Dataset items:

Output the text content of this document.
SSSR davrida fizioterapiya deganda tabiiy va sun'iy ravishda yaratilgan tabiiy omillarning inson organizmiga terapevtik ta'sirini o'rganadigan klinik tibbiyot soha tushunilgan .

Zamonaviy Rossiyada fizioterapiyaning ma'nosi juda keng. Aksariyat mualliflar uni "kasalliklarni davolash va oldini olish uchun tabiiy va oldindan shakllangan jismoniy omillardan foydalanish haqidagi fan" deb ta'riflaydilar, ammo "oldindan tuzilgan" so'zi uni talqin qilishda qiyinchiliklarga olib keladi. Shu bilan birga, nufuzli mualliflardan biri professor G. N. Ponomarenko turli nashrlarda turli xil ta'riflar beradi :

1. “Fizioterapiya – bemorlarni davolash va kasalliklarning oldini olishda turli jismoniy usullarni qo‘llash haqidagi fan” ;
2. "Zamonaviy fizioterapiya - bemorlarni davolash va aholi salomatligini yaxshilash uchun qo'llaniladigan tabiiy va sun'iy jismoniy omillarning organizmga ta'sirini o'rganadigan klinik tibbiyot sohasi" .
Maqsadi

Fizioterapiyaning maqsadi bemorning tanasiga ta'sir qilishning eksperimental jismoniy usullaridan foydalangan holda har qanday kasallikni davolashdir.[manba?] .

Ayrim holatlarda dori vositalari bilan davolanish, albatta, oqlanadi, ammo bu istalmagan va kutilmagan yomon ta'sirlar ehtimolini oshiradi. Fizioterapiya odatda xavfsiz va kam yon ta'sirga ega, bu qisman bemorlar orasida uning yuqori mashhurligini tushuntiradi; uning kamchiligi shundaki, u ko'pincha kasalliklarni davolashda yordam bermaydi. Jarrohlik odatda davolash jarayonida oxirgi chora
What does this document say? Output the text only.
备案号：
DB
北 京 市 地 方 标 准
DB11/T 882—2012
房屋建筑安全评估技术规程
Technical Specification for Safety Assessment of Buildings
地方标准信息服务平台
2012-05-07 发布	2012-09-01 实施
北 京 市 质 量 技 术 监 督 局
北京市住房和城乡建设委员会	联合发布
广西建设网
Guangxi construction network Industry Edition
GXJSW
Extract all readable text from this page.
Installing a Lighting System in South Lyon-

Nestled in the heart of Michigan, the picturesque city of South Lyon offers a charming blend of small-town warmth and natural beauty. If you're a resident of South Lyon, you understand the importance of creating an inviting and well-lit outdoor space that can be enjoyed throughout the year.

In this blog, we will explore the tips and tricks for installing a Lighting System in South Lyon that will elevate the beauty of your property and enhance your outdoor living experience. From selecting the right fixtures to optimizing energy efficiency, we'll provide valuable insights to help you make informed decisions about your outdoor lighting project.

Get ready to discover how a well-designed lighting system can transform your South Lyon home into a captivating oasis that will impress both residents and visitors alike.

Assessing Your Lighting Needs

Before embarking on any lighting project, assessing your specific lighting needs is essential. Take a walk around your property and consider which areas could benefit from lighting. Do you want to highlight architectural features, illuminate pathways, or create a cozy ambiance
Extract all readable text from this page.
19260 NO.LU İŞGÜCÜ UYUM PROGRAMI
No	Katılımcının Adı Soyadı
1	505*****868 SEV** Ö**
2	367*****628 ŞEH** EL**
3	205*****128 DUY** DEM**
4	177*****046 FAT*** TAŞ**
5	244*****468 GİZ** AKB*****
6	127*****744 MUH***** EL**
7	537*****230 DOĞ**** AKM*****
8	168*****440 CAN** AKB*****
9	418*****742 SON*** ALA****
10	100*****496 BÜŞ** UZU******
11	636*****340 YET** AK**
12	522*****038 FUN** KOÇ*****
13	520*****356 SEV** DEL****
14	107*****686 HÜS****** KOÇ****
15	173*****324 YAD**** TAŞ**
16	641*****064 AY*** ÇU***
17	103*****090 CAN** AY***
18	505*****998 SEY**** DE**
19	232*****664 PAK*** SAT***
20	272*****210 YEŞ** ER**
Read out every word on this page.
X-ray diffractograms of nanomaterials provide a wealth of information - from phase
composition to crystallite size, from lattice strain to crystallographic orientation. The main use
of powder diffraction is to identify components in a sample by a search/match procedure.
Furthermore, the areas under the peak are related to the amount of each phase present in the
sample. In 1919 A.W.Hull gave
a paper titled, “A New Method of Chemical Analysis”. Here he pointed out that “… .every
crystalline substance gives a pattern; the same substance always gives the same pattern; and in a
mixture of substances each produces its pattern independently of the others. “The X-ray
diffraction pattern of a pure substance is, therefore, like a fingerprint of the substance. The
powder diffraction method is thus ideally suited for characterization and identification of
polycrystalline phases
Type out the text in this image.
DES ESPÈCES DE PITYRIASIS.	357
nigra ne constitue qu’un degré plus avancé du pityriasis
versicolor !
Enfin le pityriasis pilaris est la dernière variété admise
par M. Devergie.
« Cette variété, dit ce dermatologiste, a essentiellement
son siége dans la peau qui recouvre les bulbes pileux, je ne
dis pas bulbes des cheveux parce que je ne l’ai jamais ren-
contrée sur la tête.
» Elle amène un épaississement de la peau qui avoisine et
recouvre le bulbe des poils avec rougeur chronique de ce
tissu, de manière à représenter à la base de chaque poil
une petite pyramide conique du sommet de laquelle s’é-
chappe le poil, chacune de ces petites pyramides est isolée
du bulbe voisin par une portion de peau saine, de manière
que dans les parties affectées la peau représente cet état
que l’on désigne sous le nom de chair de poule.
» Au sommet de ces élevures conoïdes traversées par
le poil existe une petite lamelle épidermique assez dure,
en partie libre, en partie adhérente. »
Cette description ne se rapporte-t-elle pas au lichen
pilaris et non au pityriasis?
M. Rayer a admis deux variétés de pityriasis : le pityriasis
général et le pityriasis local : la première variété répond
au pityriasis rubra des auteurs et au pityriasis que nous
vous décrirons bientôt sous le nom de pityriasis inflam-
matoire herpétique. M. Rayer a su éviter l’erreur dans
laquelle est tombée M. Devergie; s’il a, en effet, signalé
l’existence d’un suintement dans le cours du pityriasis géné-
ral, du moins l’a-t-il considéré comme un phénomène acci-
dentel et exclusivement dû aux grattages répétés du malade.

*Exercise description*. In the entries above, find lines with "property" and copy each.

*Written response*.
In this blog, we will explore the tips and tricks for installing a Lighting System in South Lyon that will elevate the beauty of your property and enhance your outdoor living experience. From selecting the right fixtures to optimizing energy efficiency, we'll provide valuable insights to help you make informed decisions about your outdoor lighting project.
Before embarking on any lighting project, assessing your specific lighting needs is essential. Take a walk around your property and consider which areas could benefit from lighting. Do you want to highlight architectural features, illuminate pathways, or create a cozy ambiance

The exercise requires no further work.